* Working data *

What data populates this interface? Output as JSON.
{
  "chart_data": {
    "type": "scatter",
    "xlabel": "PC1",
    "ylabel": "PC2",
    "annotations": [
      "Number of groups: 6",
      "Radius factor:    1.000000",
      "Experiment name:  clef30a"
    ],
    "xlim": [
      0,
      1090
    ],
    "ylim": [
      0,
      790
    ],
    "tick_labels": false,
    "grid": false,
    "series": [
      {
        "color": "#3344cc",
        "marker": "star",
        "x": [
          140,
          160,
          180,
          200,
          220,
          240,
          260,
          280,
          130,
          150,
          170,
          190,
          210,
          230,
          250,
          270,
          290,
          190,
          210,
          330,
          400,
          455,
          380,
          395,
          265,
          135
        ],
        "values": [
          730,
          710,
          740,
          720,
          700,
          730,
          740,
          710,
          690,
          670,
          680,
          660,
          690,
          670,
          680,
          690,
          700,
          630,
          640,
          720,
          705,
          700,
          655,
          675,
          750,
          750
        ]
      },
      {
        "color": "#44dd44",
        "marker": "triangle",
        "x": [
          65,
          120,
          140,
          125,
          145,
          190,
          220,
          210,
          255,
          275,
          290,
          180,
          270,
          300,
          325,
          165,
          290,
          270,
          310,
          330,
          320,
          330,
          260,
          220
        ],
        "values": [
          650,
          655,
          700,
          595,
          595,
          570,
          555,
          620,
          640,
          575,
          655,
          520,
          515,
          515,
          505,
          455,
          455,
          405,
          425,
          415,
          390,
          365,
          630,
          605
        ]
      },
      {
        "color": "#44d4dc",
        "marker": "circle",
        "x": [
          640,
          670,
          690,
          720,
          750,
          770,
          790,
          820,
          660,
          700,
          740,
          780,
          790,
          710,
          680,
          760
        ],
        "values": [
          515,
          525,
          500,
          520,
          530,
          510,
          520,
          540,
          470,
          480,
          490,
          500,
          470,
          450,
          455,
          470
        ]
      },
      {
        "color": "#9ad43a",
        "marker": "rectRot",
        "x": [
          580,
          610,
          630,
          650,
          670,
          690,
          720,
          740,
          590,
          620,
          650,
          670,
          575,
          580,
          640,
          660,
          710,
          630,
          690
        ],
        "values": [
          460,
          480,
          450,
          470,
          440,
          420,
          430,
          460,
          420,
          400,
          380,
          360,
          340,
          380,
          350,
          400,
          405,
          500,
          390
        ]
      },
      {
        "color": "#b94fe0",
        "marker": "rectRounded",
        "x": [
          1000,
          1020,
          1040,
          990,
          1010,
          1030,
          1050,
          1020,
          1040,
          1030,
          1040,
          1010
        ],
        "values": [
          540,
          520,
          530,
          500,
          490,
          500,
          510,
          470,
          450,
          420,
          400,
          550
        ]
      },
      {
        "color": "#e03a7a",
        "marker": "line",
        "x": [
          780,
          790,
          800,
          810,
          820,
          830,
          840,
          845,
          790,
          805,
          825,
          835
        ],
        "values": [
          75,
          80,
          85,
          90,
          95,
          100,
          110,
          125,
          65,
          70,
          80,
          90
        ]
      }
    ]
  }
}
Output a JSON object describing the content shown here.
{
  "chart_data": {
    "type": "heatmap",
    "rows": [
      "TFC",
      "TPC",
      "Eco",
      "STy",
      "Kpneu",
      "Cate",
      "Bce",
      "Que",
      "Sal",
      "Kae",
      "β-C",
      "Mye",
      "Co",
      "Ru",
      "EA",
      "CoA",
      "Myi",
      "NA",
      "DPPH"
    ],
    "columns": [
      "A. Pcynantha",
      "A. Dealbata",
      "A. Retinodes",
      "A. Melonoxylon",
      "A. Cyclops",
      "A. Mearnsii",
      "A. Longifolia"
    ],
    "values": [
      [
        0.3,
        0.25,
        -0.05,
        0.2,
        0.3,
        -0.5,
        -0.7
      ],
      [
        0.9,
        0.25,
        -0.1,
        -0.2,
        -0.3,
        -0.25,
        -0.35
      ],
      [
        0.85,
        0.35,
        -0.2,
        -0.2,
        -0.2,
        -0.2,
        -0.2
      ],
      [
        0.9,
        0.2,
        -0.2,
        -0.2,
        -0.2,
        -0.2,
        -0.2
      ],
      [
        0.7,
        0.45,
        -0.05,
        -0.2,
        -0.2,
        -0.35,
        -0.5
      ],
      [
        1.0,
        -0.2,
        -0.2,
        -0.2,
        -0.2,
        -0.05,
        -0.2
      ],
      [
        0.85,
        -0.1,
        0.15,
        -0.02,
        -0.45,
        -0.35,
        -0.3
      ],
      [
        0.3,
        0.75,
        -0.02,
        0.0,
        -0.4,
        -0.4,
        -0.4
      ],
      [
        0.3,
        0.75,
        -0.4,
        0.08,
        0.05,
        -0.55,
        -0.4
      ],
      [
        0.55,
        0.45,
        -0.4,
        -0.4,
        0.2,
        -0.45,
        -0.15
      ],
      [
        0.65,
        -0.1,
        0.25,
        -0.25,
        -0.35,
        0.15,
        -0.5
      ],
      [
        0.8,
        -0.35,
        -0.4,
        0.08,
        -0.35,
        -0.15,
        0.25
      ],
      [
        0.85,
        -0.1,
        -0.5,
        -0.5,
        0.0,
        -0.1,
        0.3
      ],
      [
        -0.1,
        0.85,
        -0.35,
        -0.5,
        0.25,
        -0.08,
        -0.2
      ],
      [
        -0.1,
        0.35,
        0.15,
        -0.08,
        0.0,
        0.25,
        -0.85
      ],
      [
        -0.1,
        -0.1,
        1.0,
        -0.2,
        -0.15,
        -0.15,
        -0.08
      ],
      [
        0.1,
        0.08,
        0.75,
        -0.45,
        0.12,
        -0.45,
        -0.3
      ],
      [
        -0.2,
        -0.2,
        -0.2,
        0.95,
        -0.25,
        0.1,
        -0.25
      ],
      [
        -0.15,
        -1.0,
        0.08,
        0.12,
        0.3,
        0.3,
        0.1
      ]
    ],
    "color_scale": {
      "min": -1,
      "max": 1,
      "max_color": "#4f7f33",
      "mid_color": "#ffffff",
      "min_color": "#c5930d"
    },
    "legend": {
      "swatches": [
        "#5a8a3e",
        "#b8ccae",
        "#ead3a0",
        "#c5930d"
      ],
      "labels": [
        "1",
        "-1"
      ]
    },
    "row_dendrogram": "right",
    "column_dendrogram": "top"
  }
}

* The exercise *
Read through the entries and copy every line that includes "JSON".

* Response to the task *
What data populates this interface? Output as JSON.
Output a JSON object describing the content shown here.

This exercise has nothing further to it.